= WHAT YOU SHOULD DO =
Sift the listing for lines that hold the string "title" and pull them out.

= DATA EXCERPTS =

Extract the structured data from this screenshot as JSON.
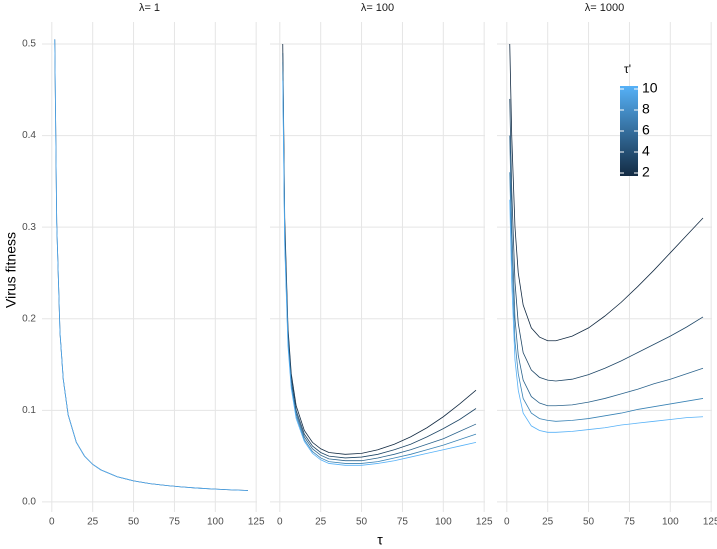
{
  "chart_data": {
    "type": "line",
    "ylabel": "Virus fitness",
    "xlabel": "τ",
    "xlim": [
      -6,
      125.5
    ],
    "xticks": [
      0,
      25,
      50,
      75,
      100,
      125
    ],
    "ylim": [
      -0.011,
      0.524
    ],
    "yticks": [
      {
        "value": 0,
        "label": "0.0"
      },
      0.1,
      0.2,
      0.3,
      0.4,
      0.5
    ],
    "grid": true,
    "legend": {
      "title": "τ'",
      "lim": [
        2,
        10
      ],
      "ticks": [
        2,
        4,
        6,
        8,
        10
      ],
      "colors": [
        "#132b43",
        "#56b1f7"
      ],
      "position": "top-right"
    },
    "x": [
      1.8,
      3,
      5,
      7,
      10,
      15,
      20,
      25,
      30,
      40,
      50,
      60,
      70,
      80,
      90,
      100,
      110,
      120
    ],
    "panels": [
      {
        "title": "λ= 1",
        "series": [
          {
            "color": "#132b43",
            "values": [
              0.505,
              0.305,
              0.185,
              0.134,
              0.095,
              0.065,
              0.05,
              0.041,
              0.035,
              0.0275,
              0.023,
              0.02,
              0.0179,
              0.0163,
              0.015,
              0.014,
              0.0132,
              0.0125
            ]
          },
          {
            "color": "#56b1f7",
            "values": [
              0.505,
              0.305,
              0.185,
              0.134,
              0.095,
              0.065,
              0.05,
              0.041,
              0.035,
              0.0275,
              0.023,
              0.02,
              0.0179,
              0.0163,
              0.015,
              0.014,
              0.0132,
              0.0125
            ]
          }
        ]
      },
      {
        "title": "λ= 100",
        "series": [
          {
            "color": "#132b43",
            "values": [
              0.5,
              0.31,
              0.19,
              0.14,
              0.105,
              0.078,
              0.065,
              0.058,
              0.054,
              0.052,
              0.053,
              0.057,
              0.063,
              0.071,
              0.081,
              0.093,
              0.107,
              0.122
            ]
          },
          {
            "color": "#1f4767",
            "values": [
              0.49,
              0.3,
              0.185,
              0.135,
              0.1,
              0.074,
              0.061,
              0.054,
              0.05,
              0.048,
              0.049,
              0.052,
              0.057,
              0.063,
              0.071,
              0.08,
              0.09,
              0.102
            ]
          },
          {
            "color": "#2c648d",
            "values": [
              0.48,
              0.29,
              0.18,
              0.13,
              0.097,
              0.071,
              0.058,
              0.051,
              0.047,
              0.045,
              0.045,
              0.048,
              0.052,
              0.057,
              0.063,
              0.069,
              0.077,
              0.085
            ]
          },
          {
            "color": "#3a83b5",
            "values": [
              0.47,
              0.285,
              0.175,
              0.127,
              0.094,
              0.068,
              0.055,
              0.048,
              0.044,
              0.042,
              0.042,
              0.044,
              0.048,
              0.052,
              0.057,
              0.062,
              0.068,
              0.074
            ]
          },
          {
            "color": "#56b1f7",
            "values": [
              0.46,
              0.28,
              0.17,
              0.124,
              0.091,
              0.066,
              0.053,
              0.046,
              0.042,
              0.04,
              0.04,
              0.042,
              0.045,
              0.049,
              0.053,
              0.057,
              0.061,
              0.065
            ]
          }
        ]
      },
      {
        "title": "λ= 1000",
        "series": [
          {
            "color": "#132b43",
            "values": [
              0.5,
              0.4,
              0.3,
              0.25,
              0.215,
              0.19,
              0.18,
              0.176,
              0.176,
              0.181,
              0.19,
              0.203,
              0.218,
              0.235,
              0.253,
              0.272,
              0.291,
              0.31
            ]
          },
          {
            "color": "#1f4767",
            "values": [
              0.44,
              0.34,
              0.24,
              0.195,
              0.163,
              0.144,
              0.136,
              0.133,
              0.132,
              0.134,
              0.139,
              0.146,
              0.154,
              0.163,
              0.172,
              0.181,
              0.191,
              0.202
            ]
          },
          {
            "color": "#2c648d",
            "values": [
              0.4,
              0.3,
              0.2,
              0.16,
              0.133,
              0.115,
              0.108,
              0.105,
              0.105,
              0.106,
              0.109,
              0.113,
              0.118,
              0.123,
              0.129,
              0.134,
              0.14,
              0.146
            ]
          },
          {
            "color": "#3a83b5",
            "values": [
              0.36,
              0.27,
              0.175,
              0.14,
              0.113,
              0.097,
              0.091,
              0.089,
              0.088,
              0.089,
              0.091,
              0.094,
              0.097,
              0.101,
              0.104,
              0.107,
              0.11,
              0.113
            ]
          },
          {
            "color": "#56b1f7",
            "values": [
              0.33,
              0.24,
              0.155,
              0.122,
              0.097,
              0.083,
              0.078,
              0.076,
              0.076,
              0.077,
              0.079,
              0.081,
              0.084,
              0.086,
              0.088,
              0.09,
              0.092,
              0.093
            ]
          }
        ]
      }
    ]
  }
}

= RESULT FOR THIS TASK =
      "title": "τ'",
        "title": "λ= 1",
        "title": "λ= 100",
        "title": "λ= 1000",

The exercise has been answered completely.